> _PROBLEM_:
Convert every line of the data below into a Markdown table with two columns, Row and Line, numbering each row and omitting any blank lines.

> _EXERCISE DATA_:
..........

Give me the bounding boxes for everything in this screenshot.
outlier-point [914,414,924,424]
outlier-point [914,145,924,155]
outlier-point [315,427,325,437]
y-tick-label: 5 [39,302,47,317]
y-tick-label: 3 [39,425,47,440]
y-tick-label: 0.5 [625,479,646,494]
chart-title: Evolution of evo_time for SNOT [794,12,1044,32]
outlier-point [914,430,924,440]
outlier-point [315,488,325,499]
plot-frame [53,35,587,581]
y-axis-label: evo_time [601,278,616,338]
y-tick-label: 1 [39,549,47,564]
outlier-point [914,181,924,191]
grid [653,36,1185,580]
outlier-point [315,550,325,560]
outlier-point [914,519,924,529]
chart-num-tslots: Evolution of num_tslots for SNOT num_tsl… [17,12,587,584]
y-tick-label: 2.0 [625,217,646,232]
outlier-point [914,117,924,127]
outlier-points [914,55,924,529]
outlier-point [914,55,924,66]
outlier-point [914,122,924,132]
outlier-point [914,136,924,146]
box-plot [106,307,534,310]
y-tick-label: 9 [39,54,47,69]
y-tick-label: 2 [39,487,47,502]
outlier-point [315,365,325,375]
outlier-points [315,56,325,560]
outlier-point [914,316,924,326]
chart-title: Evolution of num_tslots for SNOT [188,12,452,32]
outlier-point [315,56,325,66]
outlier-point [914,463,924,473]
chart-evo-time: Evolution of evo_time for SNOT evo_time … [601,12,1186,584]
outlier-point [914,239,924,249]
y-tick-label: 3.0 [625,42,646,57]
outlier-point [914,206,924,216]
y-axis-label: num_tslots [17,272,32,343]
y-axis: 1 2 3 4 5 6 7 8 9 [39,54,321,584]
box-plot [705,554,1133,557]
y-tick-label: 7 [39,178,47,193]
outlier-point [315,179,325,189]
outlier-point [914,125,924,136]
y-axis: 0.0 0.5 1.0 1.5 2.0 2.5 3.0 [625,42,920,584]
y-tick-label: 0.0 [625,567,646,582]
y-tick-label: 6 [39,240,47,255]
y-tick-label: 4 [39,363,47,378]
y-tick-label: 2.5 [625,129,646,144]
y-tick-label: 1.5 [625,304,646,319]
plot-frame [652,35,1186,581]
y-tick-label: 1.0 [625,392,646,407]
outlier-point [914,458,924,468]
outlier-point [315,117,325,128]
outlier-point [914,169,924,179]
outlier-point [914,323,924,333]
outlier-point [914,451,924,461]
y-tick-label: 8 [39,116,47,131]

..........

> _RESULT OF THIS TASK_:
| Row | Line |
|---|---|
| 1 | Give me the bounding boxes for everything in this screenshot. |
| 2 | outlier-point [914,414,924,424] |
| 3 | outlier-point [914,145,924,155] |
| 4 | outlier-point [315,427,325,437] |
| 5 | y-tick-label: 5 [39,302,47,317] |
| 6 | y-tick-label: 3 [39,425,47,440] |
| 7 | y-tick-label: 0.5 [625,479,646,494] |
| 8 | chart-title: Evolution of evo_time for SNOT [794,12,1044,32] |
| 9 | outlier-point [914,430,924,440] |
| 10 | outlier-point [315,488,325,499] |
| 11 | plot-frame [53,35,587,581] |
| 12 | y-axis-label: evo_time [601,278,616,338] |
| 13 | y-tick-label: 1 [39,549,47,564] |
| 14 | outlier-point [914,181,924,191] |
| 15 | grid [653,36,1185,580] |
| 16 | outlier-point [315,550,325,560] |
| 17 | outlier-point [914,519,924,529] |
| 18 | chart-num-tslots: Evolution of num_tslots for SNOT num_tsl… [17,12,587,584] |
| 19 | y-tick-label: 2.0 [625,217,646,232] |
| 20 | outlier-point [914,117,924,127] |
| 21 | outlier-points [914,55,924,529] |
| 22 | outlier-point [914,55,924,66] |
| 23 | outlier-point [914,122,924,132] |
| 24 | outlier-point [914,136,924,146] |
| 25 | box-plot [106,307,534,310] |
| 26 | y-tick-label: 9 [39,54,47,69] |
| 27 | y-tick-label: 2 [39,487,47,502] |
| 28 | outlier-point [315,365,325,375] |
| 29 | outlier-points [315,56,325,560] |
| 30 | outlier-point [914,316,924,326] |
| 31 | chart-title: Evolution of num_tslots for SNOT [188,12,452,32] |
| 32 | outlier-point [315,56,325,66] |
| 33 | outlier-point [914,463,924,473] |
| 34 | chart-evo-time: Evolution of evo_time for SNOT evo_time … [601,12,1186,584] |
| 35 | outlier-point [914,239,924,249] |
| 36 | y-tick-label: 3.0 [625,42,646,57] |
| 37 | outlier-point [914,206,924,216] |
| 38 | y-axis-label: num_tslots [17,272,32,343] |
| 39 | y-axis: 1 2 3 4 5 6 7 8 9 [39,54,321,584] |
| 40 | box-plot [705,554,1133,557] |
| 41 | y-tick-label: 7 [39,178,47,193] |
| 42 | outlier-point [315,179,325,189] |
| 43 | outlier-point [914,125,924,136] |
| 44 | y-axis: 0.0 0.5 1.0 1.5 2.0 2.5 3.0 [625,42,920,584] |
| 45 | y-tick-label: 0.0 [625,567,646,582] |
| 46 | y-tick-label: 6 [39,240,47,255] |
| 47 | y-tick-label: 4 [39,363,47,378] |
| 48 | y-tick-label: 2.5 [625,129,646,144] |
| 49 | y-tick-label: 1.5 [625,304,646,319] |
| 50 | plot-frame [652,35,1186,581] |
| 51 | y-tick-label: 1.0 [625,392,646,407] |
| 52 | outlier-point [914,458,924,468] |
| 53 | outlier-point [315,117,325,128] |
| 54 | outlier-point [914,169,924,179] |
| 55 | outlier-point [914,323,924,333] |
| 56 | outlier-point [914,451,924,461] |
| 57 | y-tick-label: 8 [39,116,47,131] |